Within the material below, find each line bearing the word "JSON" and present it.

--- Start of SOURCE DATA ---

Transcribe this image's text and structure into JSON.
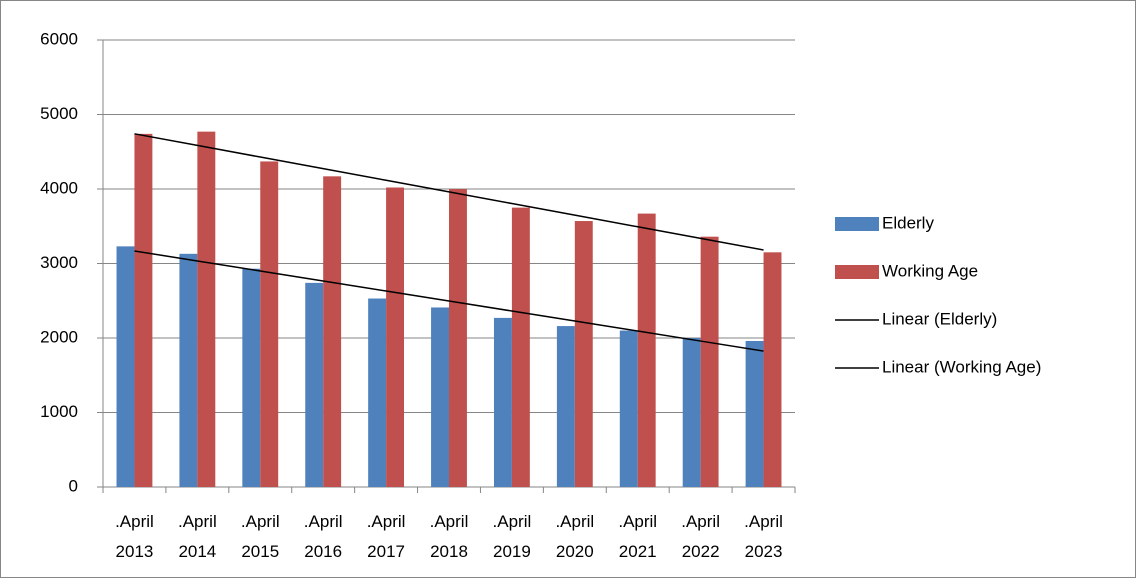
{
  "chart_data": {
    "type": "bar",
    "categories": [
      ".April 2013",
      ".April 2014",
      ".April 2015",
      ".April 2016",
      ".April 2017",
      ".April 2018",
      ".April 2019",
      ".April 2020",
      ".April 2021",
      ".April 2022",
      ".April 2023"
    ],
    "series": [
      {
        "name": "Elderly",
        "color": "#4f81bd",
        "values": [
          3230,
          3130,
          2930,
          2740,
          2530,
          2410,
          2270,
          2160,
          2100,
          2000,
          1960
        ],
        "trendline": "Linear (Elderly)"
      },
      {
        "name": "Working Age",
        "color": "#c0504d",
        "values": [
          4740,
          4770,
          4370,
          4170,
          4020,
          4000,
          3750,
          3570,
          3670,
          3360,
          3150
        ],
        "trendline": "Linear (Working Age)"
      }
    ],
    "trendline_color": "#000000",
    "ylim": [
      0,
      6000
    ],
    "yticks": [
      0,
      1000,
      2000,
      3000,
      4000,
      5000,
      6000
    ],
    "grid": true,
    "legend": "right"
  }
}
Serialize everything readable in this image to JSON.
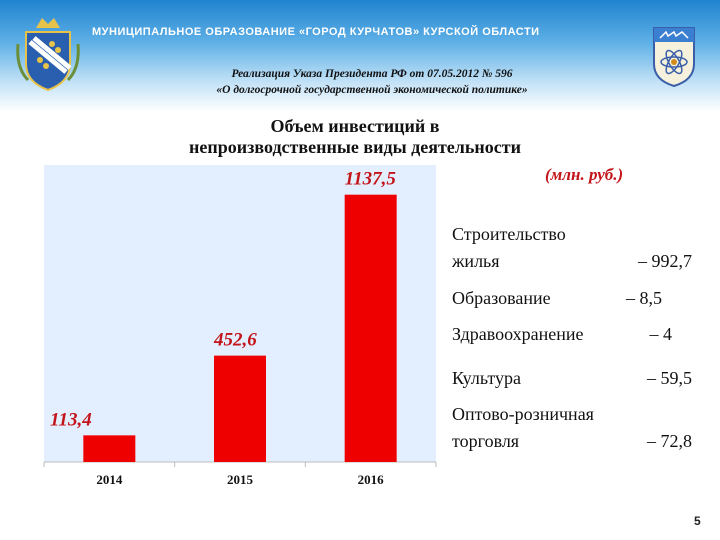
{
  "header": {
    "title": "МУНИЦИПАЛЬНОЕ  ОБРАЗОВАНИЕ  «ГОРОД КУРЧАТОВ»  КУРСКОЙ  ОБЛАСТИ",
    "subtitle_line1": "Реализация Указа Президента РФ от 07.05.2012 № 596",
    "subtitle_line2": "«О долгосрочной государственной экономической политике»"
  },
  "chart_data": {
    "type": "bar",
    "title_line1": "Объем инвестиций в",
    "title_line2": "непроизводственные виды деятельности",
    "units": "(млн. руб.)",
    "categories": [
      "2014",
      "2015",
      "2016"
    ],
    "values": [
      113.4,
      452.6,
      1137.5
    ],
    "value_labels": [
      "113,4",
      "452,6",
      "1137,5"
    ],
    "ylim": [
      0,
      1200
    ],
    "grid": false,
    "bar_color": "#ee0000",
    "label_color": "#c3141a",
    "plot_background": "#e3efff"
  },
  "legend": {
    "items": [
      {
        "line1": "Строительство",
        "line2": "жилья",
        "value": "– 992,7"
      },
      {
        "line1": "Образование",
        "line2": "",
        "value": "– 8,5"
      },
      {
        "line1": "Здравоохранение",
        "line2": "",
        "value": "– 4"
      },
      {
        "line1": "Культура",
        "line2": "",
        "value": "– 59,5"
      },
      {
        "line1": "Оптово-розничная",
        "line2": "торговля",
        "value": "– 72,8"
      }
    ]
  },
  "page_number": "5",
  "colors": {
    "header_top": "#1f83cf",
    "accent_red": "#c3141a"
  }
}
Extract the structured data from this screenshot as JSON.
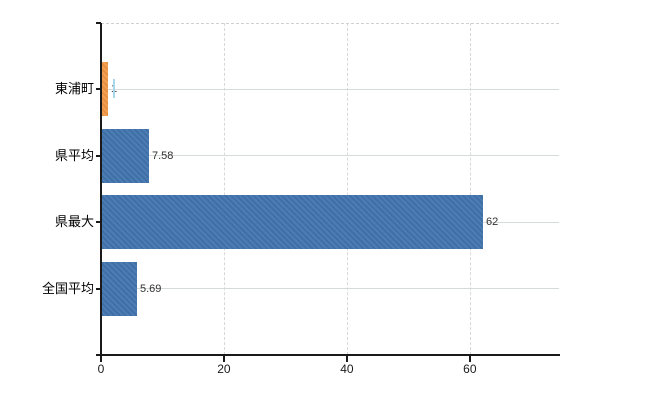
{
  "chart_data": {
    "type": "bar",
    "orientation": "horizontal",
    "title": "",
    "categories": [
      "東浦町",
      "県平均",
      "県最大",
      "全国平均"
    ],
    "values": [
      1,
      7.58,
      62,
      5.69
    ],
    "value_labels": [
      "1",
      "7.58",
      "62",
      "5.69"
    ],
    "series_colors": [
      "orange",
      "blue",
      "blue",
      "blue"
    ],
    "x_ticks": [
      0,
      20,
      40,
      60
    ],
    "x_tick_labels": [
      "0",
      "20",
      "40",
      "60"
    ],
    "xlim": [
      0,
      74.5
    ],
    "grid": true,
    "legend": false,
    "ylabel": "",
    "xlabel": ""
  },
  "colors": {
    "background": "#ffffff",
    "axis": "#1a1a1a",
    "grid_horizontal": "#d5dcd5",
    "grid_vertical": "#d8d8d8",
    "plot_top_border": "#d0d0d0",
    "bar_blue": "#3e6fa6",
    "bar_blue_light": "#4d7cb3",
    "bar_orange": "#e8903f",
    "bar_orange_light": "#f2a055",
    "value_label": "#303030",
    "category_label": "#000000",
    "tick_label": "#1a1a1a",
    "cursor_artifact": "#a9d7ea"
  }
}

--- End of SOURCE DATA ---

> [PROBLEM SOLUTION]:
Transcribe this image's text and structure into JSON.
Serialize everything readable in this image to JSON.
Extract the structured data from this screenshot as JSON.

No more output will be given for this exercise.